#### Problem requirements:
Reproduce word for word the portion of the Perl regex forum thread below between "Examine what is" and "indistinguishable from prejudice.", inclusive.
## start Excerpt provided
USP45 has asked for the wisdom of the Perl Monks concerning the following question:

This seems so simple but I must be missing something:
my $pet_list = 'dog:boston.terrier;cat:orange.tabby';
To extract boston.terrier out why wouldn't this work?
@{$pets} = $1 if $pet_list =~ /$some_variable\:(.+);??/;
Doesn't the ;?? mean match semi-colon 0 or 1 times and be non-greedy?

Replies are listed 'Best First'.
Re: Pattern Match n00b
by pc88mxer (Vicar) on Mar 14, 2008 at 20:43 UTC
    Doesn't the ;?? mean match semi-colon 0 or 1 times and be non-greedy?

    Yes, it does, but that's not what you want. You need the .+ to be non-greedy or else disallow semi-colons in your values:

    @{$pets} = $1 if $pet_list =~ /$some_variable\:(.*?)(;|\z)/; # or not allow ';' in values: @{$pets} = $1 if $pet_list =~ /$some_variable\:([^;]*)(;|\z)/;
    To make the matching more robust, you'll want to do something like this:
    @{$pets} = $1 if $pet_list =~ /(?:\A|;)\Q$some_variable\E\:([^;]*)(;|\ +z)/;
Re: Pattern Match n00b
by BrowserUk (Patriarch) on Mar 14, 2008 at 21:02 UTC
    Doesn't the ;?? mean match semi-colon 0 or 1 times and be non-greedy?

    It does, but it only makes that part of the match non-greedy. The (.+) remains greedy.

    But if you make that part non-greedy, then you will be asking to capture as little as possible following the ':', that might or might not be followed by a ';'. Which means it will capture just a single character.

    A couple of ways to approach the problem:

    1. Make capture non-greedy and have a definite terminating condition:/$some_variable\:(.+?)(?:;|$)/

      Where (?:;|$) requires a semicolon or the end-of-string, (prefering the former) to terminate the capture.

    2. Or as you know the bit you want to capture cannot contain a ';', reduce the scope of the capture using [^;]+ in place of '.' and omit the terminator.
      /$some_variable\:([^;]+)/

    Either works:

    $pet_list = 'dog:boston.terrier;cat:orange.tabby';; $pets=[]; $pet_list =~ /$_\:(.+?)(?:;|$)/ and push @{$pets},$1 for qw[cat dog]; print for @{$pets};; orange.tabby boston.terrier $pets=[]; $pet_list =~ /$_\:([^;]+)/ and push @{$pets},$1 for qw[cat dog]; print for @{$pets};; orange.tabby boston.terrier

    Examine what is said, not who speaks -- Silence betokens consent -- Love the truth but pardon error.
    "Science is about questioning the status quo. Questioning authority".
    In the absence of evidence, opinion is indistinguishable from prejudice.
Re: Pattern Match n00b
by skirnir (Monk) on Mar 14, 2008 at 20:59 UTC
    No, to make the .+ part non-greedy you'd have to place the '?' directly after the "+":

    @{$pets} = $1 if $pet_list =~ /$some_variable\:(.+?);?/;

    But as the ';' is optional, the non-greedy match would stop matching after the first non-newline character. In your example you would get "b" in $1. It's best not to use "." if you don't really mean "any non-newline character". In your case I think [^;] would be the right thing to use, given that I understood properly what you want to do.
Re: Pattern Match n00b
by jeroenes (Priest) on Mar 14, 2008 at 21:27 UTC
    You could go splitting instead. Nested splits on ; and : could work. Or you could do it all in one statement with SuperSplit:

    $array=supersplit(':',';',$mystring);

    provided that the (semi)colons are true delimiters.

    Cheers,
    Jeroen

    Couldn't resist the temptation after all those years ;-)
## end Excerpt provided
## start Given material
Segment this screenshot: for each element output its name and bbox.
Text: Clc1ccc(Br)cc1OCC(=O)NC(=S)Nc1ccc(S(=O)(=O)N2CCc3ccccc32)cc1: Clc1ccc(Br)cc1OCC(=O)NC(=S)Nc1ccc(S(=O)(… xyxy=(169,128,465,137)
## end Given material
#### Answer to this task:
Examine what is said, not who speaks -- Silence betokens consent -- Love the truth but pardon error.
    "Science is about questioning the status quo. Questioning authority".
    In the absence of evidence, opinion is indistinguishable from prejudice.